Read the entries below and pull out each line with the string "xlabel".

[Record list]:
+===+
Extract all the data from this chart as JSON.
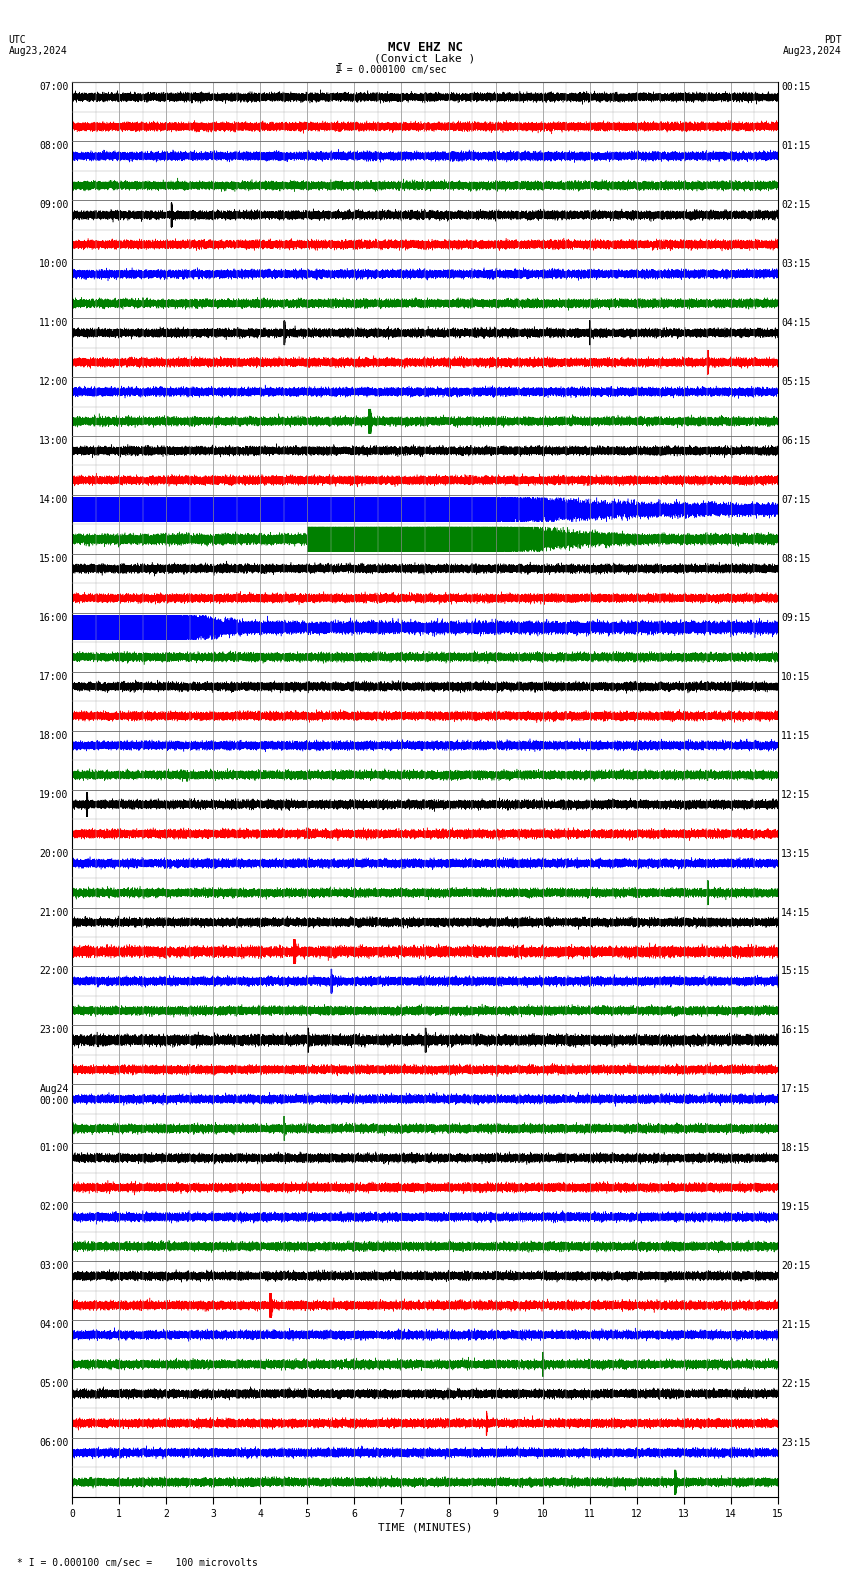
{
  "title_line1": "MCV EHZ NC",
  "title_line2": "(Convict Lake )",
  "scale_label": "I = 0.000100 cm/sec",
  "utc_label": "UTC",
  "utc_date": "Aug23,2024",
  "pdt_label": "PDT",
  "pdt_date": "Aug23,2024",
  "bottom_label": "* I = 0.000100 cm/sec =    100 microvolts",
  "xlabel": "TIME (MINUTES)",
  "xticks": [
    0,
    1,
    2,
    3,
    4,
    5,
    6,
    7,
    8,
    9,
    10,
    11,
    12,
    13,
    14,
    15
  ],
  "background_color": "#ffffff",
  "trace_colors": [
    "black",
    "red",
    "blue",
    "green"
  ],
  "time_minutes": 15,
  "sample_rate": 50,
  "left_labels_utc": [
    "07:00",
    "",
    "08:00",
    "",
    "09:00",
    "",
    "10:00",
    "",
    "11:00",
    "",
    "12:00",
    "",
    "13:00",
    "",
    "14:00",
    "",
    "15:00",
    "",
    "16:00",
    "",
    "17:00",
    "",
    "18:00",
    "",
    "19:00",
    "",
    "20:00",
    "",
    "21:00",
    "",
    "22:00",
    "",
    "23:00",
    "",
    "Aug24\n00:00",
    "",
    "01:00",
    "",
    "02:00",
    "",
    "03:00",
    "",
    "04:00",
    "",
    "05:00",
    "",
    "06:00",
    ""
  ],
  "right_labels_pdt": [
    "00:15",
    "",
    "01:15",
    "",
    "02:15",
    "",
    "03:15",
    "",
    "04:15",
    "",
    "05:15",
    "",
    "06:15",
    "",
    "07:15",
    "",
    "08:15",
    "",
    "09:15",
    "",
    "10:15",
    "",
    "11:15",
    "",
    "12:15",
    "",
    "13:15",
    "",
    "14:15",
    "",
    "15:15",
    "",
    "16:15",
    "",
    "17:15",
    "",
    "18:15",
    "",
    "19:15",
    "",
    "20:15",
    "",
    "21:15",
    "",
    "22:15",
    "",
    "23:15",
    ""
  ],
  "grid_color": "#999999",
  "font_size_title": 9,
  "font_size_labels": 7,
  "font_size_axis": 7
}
+===+
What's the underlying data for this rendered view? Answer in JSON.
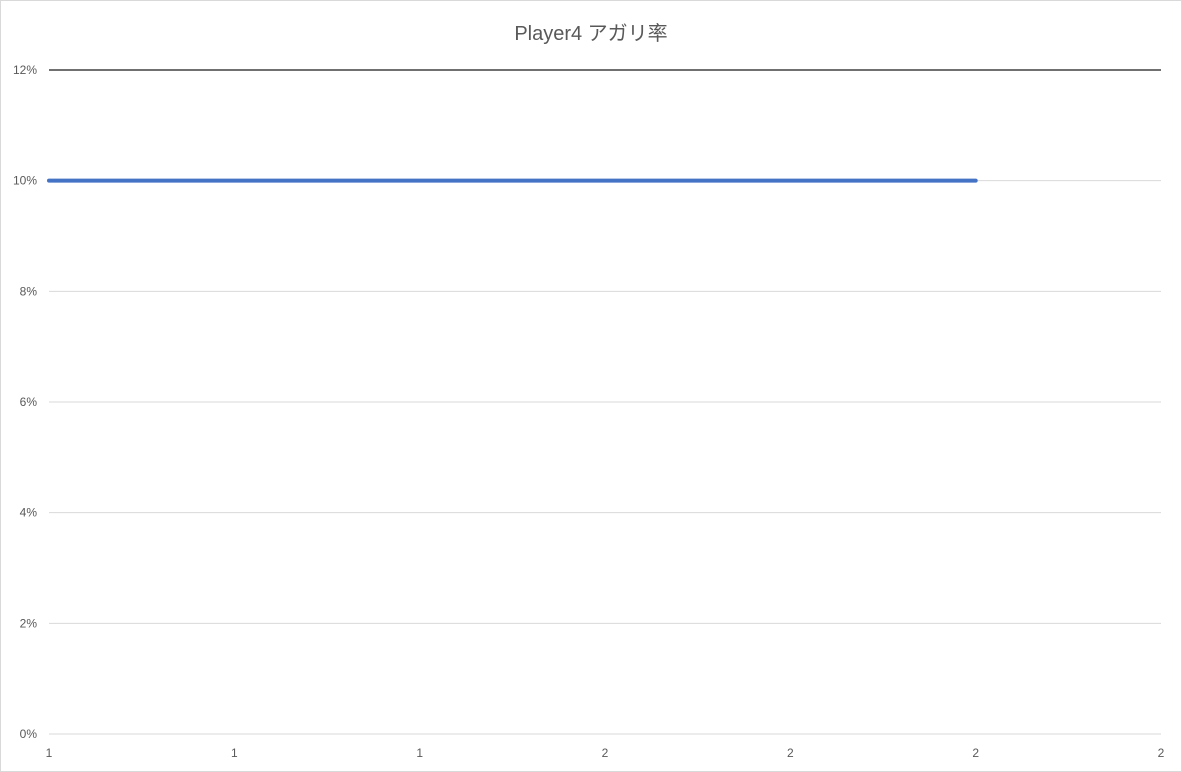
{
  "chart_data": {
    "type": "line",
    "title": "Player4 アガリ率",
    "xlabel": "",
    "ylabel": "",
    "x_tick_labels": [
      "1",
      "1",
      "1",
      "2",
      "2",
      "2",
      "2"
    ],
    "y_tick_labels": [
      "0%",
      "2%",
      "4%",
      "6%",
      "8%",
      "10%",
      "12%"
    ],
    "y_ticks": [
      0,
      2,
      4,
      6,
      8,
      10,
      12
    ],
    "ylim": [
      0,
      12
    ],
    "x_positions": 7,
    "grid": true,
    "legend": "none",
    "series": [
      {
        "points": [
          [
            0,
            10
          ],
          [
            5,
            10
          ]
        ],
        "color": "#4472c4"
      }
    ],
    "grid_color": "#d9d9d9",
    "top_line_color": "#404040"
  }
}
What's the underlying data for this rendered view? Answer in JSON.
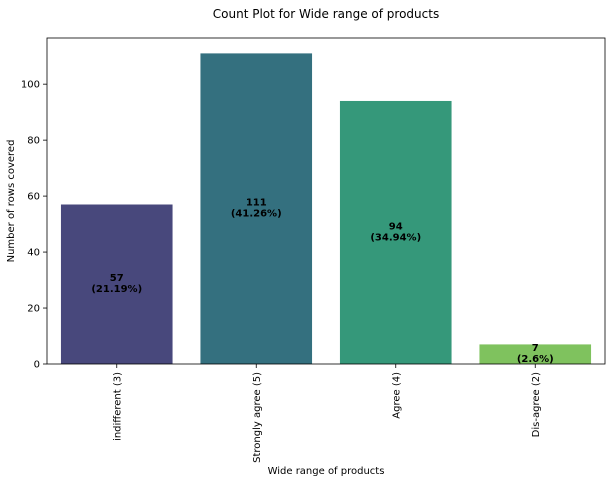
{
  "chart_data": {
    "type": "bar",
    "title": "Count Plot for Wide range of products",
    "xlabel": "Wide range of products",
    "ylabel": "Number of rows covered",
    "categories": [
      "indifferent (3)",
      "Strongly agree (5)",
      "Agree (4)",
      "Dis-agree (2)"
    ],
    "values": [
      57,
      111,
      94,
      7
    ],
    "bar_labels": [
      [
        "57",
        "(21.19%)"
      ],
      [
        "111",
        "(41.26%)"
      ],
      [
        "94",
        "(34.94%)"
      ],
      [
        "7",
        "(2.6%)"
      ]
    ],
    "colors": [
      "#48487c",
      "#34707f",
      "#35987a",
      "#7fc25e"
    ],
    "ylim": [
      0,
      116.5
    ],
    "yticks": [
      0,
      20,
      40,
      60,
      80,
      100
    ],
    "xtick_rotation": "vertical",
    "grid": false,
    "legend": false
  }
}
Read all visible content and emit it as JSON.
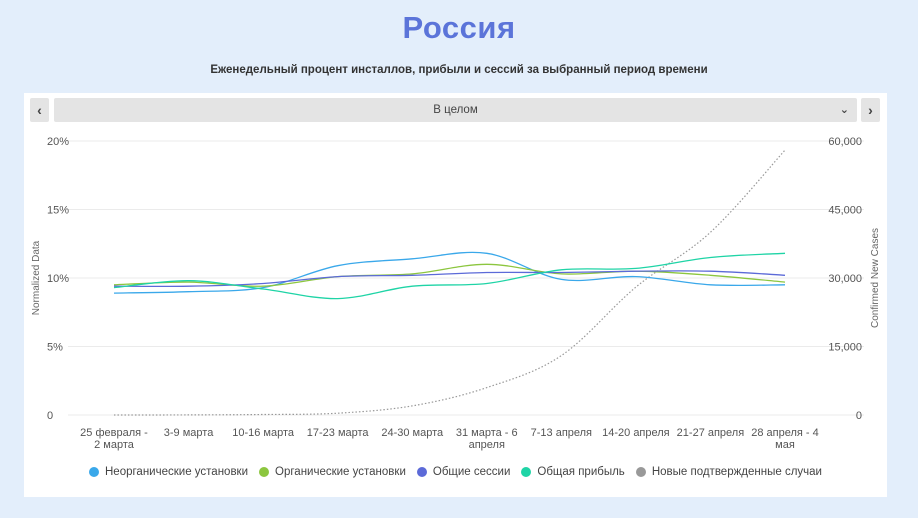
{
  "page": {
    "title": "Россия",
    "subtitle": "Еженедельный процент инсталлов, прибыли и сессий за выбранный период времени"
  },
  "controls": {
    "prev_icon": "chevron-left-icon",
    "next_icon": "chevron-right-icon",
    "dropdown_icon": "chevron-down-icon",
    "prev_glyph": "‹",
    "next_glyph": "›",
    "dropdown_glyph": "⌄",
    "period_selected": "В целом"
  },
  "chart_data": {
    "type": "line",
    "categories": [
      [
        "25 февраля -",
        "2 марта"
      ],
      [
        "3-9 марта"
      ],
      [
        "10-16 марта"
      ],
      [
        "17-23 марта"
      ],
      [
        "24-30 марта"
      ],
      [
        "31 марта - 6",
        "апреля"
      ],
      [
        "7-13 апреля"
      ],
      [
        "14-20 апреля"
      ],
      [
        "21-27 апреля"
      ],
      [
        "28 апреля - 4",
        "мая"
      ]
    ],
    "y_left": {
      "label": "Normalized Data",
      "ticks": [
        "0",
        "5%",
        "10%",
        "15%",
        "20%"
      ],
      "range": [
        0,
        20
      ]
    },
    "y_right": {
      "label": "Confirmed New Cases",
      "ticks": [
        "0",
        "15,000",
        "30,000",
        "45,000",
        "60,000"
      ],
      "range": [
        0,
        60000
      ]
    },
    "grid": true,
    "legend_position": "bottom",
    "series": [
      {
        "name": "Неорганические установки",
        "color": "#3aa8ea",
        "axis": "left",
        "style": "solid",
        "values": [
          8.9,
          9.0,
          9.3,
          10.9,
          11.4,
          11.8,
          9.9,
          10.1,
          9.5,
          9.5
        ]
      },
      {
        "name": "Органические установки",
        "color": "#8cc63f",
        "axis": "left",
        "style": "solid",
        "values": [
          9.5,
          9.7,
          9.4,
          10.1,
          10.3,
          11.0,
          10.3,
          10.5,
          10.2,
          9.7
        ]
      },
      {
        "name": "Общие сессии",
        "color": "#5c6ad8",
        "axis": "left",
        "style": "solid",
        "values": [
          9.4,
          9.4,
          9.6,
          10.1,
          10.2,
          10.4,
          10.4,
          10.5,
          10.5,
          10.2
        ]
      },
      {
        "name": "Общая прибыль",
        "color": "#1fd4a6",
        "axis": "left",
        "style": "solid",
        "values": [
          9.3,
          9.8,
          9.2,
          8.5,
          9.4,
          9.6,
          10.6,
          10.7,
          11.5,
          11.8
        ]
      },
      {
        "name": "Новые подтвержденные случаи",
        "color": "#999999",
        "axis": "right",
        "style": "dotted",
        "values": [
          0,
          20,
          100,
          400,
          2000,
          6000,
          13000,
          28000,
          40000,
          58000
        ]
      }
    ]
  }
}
+===+
[Correct response]:
  "xlabel": "TIME (MINUTES)",
    "xlabel": "",
    "xlabel": "Wide range of products",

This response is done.